• TASK BRIEF: Copy each line below that includes "from".

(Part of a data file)
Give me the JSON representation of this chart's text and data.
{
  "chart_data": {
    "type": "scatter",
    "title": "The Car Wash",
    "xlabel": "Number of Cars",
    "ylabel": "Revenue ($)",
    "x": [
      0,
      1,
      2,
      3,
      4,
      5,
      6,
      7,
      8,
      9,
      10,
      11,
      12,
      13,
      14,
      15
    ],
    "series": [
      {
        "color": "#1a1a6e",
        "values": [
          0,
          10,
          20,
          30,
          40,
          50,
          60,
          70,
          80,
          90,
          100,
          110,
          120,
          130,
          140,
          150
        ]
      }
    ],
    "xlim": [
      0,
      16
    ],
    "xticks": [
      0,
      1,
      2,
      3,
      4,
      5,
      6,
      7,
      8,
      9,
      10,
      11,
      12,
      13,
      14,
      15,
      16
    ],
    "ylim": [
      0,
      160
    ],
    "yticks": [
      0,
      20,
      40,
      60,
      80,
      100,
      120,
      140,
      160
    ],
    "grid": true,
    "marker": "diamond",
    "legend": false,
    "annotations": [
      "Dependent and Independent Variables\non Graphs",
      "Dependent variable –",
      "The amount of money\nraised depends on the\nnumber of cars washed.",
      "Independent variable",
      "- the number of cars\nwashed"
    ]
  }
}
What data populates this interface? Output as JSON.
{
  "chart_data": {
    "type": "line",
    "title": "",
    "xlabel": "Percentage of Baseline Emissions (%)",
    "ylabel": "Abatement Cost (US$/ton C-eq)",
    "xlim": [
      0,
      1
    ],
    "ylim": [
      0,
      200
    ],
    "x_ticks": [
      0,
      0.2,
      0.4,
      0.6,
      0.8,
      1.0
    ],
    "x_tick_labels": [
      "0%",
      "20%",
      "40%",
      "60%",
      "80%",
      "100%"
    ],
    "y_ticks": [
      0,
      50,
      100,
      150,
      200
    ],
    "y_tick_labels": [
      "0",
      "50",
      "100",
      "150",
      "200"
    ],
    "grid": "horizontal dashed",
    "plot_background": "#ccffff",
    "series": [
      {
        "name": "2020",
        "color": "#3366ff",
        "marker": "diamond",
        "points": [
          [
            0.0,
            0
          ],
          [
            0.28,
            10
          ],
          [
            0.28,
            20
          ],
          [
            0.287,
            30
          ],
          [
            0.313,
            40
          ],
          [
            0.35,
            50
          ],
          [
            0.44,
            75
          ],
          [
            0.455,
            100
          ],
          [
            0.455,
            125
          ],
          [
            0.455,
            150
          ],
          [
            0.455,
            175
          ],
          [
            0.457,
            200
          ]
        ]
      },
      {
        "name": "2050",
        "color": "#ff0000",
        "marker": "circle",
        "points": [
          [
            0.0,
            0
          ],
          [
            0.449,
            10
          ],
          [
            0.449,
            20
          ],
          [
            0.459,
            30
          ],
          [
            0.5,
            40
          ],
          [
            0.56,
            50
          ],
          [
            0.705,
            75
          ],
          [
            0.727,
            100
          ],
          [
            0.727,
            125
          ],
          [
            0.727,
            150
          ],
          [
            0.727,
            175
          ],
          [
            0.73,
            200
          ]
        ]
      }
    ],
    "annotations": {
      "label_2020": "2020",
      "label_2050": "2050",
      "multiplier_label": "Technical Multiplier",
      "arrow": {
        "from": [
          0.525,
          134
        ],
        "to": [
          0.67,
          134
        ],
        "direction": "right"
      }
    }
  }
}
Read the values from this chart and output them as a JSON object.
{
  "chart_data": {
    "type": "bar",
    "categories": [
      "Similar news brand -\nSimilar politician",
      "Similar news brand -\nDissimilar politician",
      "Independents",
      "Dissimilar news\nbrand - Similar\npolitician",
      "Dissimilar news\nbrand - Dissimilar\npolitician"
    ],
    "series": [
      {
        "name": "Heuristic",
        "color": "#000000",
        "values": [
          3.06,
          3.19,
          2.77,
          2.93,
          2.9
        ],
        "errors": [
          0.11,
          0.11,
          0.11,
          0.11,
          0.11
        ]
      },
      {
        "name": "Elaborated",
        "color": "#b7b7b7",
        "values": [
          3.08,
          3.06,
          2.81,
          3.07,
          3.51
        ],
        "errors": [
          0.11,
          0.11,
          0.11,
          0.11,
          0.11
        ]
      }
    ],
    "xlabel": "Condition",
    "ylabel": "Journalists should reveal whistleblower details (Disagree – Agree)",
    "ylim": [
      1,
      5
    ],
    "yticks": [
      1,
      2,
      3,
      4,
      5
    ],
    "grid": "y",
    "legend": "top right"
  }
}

• THE RESULT:
        "from": [
Read the values from this chart and output them as a JSON object.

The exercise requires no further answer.